Written problem — List all lines of the data that include the string "градиентного".

○ ○ ○

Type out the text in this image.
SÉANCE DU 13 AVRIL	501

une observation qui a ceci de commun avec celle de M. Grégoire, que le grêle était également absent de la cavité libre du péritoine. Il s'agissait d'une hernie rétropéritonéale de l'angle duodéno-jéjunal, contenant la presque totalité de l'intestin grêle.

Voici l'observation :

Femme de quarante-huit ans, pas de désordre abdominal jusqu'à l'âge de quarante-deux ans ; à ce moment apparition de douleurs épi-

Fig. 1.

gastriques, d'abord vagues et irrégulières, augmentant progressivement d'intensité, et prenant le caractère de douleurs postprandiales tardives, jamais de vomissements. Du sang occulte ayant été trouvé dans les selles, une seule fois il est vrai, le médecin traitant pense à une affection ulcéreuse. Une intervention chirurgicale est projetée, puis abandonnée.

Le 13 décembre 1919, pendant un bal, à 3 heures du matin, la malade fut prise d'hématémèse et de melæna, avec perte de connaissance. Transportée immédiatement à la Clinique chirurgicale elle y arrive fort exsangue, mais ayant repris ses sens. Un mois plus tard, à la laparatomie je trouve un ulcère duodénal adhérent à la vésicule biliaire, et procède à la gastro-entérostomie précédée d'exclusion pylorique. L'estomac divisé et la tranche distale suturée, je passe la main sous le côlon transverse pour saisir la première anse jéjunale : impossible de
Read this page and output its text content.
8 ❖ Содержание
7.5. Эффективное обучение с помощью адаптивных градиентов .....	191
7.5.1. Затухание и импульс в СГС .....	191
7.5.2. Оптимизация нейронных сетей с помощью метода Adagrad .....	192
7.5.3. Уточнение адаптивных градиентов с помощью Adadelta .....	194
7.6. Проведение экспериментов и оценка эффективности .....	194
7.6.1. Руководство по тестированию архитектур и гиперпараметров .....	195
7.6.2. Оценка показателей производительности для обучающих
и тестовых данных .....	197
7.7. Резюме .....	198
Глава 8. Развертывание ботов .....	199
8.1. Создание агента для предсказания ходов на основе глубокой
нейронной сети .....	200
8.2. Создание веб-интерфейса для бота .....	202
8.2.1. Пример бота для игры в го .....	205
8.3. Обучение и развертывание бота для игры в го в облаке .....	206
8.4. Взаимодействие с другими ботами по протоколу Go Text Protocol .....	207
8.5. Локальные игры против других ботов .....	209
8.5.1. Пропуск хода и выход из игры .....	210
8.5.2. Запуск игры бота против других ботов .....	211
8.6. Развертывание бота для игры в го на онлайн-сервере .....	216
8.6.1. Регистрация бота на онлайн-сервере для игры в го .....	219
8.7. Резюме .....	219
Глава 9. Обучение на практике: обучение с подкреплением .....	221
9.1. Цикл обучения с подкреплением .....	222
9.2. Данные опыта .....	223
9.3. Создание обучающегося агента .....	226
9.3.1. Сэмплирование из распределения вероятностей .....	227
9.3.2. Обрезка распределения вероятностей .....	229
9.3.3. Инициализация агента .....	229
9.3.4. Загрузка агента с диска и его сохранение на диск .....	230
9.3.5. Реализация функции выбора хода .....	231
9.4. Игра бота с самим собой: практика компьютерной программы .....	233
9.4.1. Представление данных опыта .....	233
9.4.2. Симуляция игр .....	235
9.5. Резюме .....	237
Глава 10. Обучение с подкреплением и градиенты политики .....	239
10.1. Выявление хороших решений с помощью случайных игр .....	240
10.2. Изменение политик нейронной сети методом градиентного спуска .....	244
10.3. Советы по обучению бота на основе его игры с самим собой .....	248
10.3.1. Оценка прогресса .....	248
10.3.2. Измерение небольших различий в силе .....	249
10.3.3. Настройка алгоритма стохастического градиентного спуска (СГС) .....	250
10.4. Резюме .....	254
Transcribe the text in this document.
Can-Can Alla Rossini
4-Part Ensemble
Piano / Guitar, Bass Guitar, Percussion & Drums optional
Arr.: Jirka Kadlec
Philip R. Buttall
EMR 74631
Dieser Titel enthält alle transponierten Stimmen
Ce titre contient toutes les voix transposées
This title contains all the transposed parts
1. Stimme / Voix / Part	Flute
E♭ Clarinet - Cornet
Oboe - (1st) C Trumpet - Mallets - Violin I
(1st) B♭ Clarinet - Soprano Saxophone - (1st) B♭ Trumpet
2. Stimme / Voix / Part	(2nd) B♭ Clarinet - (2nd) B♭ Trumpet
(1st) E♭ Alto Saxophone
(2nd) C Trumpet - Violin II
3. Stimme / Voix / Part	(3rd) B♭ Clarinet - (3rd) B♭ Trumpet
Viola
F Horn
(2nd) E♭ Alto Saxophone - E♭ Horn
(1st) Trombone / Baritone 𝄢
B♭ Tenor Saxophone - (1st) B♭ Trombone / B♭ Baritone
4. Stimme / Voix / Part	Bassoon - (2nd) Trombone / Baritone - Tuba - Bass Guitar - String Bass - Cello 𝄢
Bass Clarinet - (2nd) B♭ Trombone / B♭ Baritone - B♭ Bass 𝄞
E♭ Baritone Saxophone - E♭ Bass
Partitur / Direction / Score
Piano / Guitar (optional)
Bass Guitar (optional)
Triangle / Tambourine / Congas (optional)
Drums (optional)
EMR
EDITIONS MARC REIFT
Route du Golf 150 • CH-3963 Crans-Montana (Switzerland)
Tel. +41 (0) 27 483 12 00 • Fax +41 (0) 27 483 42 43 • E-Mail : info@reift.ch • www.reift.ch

○ ○ ○

Completed exercise —
10.2. Изменение политик нейронной сети методом градиентного спуска .....	244
10.3.3. Настройка алгоритма стохастического градиентного спуска (СГС) .....	250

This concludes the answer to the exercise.